# Data provided

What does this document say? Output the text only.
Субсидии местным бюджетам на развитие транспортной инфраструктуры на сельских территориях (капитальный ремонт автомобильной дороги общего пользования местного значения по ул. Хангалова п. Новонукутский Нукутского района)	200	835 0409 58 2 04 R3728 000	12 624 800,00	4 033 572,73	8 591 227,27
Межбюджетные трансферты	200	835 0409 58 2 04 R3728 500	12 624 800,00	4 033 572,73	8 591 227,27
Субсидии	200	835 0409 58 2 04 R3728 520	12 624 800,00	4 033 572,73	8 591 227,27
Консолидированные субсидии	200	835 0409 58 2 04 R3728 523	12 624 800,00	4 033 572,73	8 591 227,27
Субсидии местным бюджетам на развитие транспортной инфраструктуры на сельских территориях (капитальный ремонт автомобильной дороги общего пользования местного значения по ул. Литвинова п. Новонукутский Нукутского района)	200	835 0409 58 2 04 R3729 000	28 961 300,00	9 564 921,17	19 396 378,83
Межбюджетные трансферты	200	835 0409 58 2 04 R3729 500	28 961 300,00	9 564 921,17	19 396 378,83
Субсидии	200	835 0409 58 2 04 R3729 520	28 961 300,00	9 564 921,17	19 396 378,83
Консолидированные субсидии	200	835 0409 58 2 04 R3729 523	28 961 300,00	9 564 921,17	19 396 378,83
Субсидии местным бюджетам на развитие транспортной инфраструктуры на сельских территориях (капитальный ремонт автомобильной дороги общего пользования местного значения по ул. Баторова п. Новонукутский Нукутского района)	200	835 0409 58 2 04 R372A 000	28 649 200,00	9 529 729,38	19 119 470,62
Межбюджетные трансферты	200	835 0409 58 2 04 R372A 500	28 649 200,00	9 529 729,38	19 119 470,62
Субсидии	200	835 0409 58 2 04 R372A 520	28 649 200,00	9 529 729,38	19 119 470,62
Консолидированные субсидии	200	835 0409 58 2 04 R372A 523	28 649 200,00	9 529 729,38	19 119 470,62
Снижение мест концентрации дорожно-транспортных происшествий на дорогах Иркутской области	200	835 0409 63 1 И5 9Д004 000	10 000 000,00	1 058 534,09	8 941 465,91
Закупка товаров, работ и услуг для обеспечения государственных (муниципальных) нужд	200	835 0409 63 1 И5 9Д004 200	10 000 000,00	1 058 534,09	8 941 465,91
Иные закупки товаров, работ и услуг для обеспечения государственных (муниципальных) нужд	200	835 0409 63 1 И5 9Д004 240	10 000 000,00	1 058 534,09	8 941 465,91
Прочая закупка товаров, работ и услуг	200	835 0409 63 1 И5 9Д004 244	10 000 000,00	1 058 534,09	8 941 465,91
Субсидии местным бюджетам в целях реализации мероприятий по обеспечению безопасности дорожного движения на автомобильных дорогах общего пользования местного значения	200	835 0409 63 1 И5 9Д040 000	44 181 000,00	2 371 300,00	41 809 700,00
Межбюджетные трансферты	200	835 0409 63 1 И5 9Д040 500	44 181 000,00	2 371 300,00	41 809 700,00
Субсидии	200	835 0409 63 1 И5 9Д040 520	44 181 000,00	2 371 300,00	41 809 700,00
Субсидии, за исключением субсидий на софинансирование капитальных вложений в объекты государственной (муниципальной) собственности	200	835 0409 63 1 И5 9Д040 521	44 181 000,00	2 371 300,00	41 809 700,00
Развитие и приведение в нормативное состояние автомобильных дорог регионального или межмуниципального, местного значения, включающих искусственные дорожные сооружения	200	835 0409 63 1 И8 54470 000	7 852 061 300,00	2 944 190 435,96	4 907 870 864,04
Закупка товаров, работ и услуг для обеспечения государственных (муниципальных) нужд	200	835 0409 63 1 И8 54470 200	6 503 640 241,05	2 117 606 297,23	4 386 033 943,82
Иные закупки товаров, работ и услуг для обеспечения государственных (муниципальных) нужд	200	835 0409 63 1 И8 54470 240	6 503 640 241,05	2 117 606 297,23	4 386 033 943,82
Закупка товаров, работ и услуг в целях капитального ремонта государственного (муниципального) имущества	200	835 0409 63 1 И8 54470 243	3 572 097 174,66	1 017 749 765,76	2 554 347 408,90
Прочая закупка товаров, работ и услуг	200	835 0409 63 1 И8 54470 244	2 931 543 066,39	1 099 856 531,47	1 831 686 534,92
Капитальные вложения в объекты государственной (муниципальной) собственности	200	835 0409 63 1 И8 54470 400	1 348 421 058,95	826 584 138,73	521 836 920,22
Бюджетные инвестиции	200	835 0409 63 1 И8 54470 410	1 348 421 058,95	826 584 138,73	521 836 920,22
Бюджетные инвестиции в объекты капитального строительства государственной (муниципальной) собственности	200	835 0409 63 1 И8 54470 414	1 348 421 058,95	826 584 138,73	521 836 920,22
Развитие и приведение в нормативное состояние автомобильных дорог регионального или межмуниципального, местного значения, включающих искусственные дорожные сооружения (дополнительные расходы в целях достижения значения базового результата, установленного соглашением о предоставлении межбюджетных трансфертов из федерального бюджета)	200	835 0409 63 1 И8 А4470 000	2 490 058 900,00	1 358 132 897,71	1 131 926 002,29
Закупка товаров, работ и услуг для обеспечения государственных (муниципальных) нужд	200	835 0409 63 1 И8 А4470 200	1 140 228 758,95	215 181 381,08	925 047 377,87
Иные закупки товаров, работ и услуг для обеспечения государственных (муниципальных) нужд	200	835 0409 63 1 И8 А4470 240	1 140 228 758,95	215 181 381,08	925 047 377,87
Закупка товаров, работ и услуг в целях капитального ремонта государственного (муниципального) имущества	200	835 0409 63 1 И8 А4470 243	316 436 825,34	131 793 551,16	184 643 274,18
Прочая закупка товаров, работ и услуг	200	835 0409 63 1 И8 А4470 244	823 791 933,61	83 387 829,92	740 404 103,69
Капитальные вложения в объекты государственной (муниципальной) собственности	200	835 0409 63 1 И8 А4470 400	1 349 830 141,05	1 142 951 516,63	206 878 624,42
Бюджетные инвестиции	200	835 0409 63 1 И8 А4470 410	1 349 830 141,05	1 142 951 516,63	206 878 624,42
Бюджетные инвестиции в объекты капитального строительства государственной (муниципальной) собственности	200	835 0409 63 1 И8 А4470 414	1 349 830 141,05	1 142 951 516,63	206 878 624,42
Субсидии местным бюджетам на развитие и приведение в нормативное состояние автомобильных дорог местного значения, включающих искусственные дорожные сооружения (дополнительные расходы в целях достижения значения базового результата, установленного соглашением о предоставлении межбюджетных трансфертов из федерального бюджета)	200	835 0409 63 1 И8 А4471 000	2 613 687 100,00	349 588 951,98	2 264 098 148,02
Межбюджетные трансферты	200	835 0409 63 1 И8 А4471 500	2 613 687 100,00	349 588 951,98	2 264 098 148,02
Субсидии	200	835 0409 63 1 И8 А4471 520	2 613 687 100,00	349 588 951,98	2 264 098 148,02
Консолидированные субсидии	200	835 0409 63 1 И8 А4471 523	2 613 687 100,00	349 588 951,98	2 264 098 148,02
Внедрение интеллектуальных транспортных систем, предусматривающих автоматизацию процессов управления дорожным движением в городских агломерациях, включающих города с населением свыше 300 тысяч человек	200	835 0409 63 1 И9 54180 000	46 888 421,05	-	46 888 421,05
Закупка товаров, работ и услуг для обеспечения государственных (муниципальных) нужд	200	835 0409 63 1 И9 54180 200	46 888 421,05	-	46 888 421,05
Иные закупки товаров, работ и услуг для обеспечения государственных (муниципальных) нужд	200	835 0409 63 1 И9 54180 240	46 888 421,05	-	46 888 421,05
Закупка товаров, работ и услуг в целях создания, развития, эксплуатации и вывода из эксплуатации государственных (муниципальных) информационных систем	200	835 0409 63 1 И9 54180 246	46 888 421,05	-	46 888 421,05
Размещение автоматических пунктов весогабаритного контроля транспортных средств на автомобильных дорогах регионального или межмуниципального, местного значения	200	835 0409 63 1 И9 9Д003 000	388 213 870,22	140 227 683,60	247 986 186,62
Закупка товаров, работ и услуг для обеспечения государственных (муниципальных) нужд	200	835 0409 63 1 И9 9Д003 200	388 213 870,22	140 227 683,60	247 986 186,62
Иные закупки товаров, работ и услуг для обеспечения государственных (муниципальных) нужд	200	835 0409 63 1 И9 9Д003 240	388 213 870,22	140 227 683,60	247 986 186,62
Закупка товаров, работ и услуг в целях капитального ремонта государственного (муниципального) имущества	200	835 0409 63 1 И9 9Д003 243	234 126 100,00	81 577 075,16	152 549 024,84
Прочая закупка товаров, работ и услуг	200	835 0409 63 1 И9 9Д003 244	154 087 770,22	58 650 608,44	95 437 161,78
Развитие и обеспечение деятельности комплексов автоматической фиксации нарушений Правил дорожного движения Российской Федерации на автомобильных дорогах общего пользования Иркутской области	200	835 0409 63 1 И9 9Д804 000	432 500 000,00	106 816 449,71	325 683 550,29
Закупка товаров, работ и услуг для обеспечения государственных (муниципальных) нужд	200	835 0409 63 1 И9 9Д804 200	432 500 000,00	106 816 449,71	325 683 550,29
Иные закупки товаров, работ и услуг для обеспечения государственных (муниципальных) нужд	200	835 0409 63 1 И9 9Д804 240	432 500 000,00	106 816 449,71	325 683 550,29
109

# Task to carry out
In the entries above, find each line with the word "Иркутской" and copy it.

# Solution for this exercise
Снижение мест концентрации дорожно-транспортных происшествий на дорогах Иркутской области	200	835 0409 63 1 И5 9Д004 000	10 000 000,00	1 058 534,09	8 941 465,91
Развитие и обеспечение деятельности комплексов автоматической фиксации нарушений Правил дорожного движения Российской Федерации на автомобильных дорогах общего пользования Иркутской области	200	835 0409 63 1 И9 9Д804 000	432 500 000,00	106 816 449,71	325 683 550,29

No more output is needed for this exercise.